> Brief: Below are entries. Pull out all lines containing "icon".

> Excerpted data:
- - -

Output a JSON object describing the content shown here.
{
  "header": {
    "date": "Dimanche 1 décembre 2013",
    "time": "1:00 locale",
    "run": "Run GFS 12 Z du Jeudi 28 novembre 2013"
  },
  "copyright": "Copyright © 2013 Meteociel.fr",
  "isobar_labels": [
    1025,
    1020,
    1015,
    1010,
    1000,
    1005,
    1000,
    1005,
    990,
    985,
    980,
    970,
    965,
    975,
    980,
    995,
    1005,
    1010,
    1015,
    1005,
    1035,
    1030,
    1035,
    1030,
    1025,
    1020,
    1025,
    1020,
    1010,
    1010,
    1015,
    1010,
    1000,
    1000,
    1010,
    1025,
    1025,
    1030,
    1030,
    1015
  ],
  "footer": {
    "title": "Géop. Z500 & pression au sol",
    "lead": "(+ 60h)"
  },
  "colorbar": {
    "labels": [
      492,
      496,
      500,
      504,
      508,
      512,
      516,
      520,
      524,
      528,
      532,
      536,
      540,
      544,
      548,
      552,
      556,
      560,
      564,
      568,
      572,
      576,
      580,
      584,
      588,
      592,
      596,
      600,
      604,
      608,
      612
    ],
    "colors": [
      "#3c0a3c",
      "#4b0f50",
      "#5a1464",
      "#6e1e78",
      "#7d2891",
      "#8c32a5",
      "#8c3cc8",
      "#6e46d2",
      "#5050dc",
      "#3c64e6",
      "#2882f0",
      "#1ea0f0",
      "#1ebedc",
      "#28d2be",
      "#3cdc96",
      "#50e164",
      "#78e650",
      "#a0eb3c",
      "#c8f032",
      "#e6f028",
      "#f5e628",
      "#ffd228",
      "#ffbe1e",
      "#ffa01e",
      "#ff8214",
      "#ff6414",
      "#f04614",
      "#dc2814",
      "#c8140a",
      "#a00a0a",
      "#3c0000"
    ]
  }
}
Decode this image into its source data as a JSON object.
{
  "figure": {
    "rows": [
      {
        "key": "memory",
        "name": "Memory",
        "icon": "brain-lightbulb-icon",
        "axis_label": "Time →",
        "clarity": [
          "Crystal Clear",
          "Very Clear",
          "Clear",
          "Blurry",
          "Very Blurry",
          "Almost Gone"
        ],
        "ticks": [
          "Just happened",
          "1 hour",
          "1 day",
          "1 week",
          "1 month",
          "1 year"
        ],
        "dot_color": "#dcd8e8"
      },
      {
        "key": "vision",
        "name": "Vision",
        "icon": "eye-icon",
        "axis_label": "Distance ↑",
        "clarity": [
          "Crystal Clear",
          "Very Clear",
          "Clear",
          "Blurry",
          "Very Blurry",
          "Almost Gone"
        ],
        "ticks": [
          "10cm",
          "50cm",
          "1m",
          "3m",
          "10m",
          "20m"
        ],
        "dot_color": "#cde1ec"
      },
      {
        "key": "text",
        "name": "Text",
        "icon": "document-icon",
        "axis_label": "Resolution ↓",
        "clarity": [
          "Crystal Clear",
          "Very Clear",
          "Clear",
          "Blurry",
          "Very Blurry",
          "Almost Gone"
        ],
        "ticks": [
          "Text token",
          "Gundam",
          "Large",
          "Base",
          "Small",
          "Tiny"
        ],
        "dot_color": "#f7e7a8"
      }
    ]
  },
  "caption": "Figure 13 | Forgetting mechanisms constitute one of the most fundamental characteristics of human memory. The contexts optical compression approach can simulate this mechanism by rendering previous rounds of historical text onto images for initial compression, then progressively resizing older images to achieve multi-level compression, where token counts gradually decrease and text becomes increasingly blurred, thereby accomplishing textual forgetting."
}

- - -

> Result:
        "icon": "brain-lightbulb-icon",
        "icon": "eye-icon",
        "icon": "document-icon",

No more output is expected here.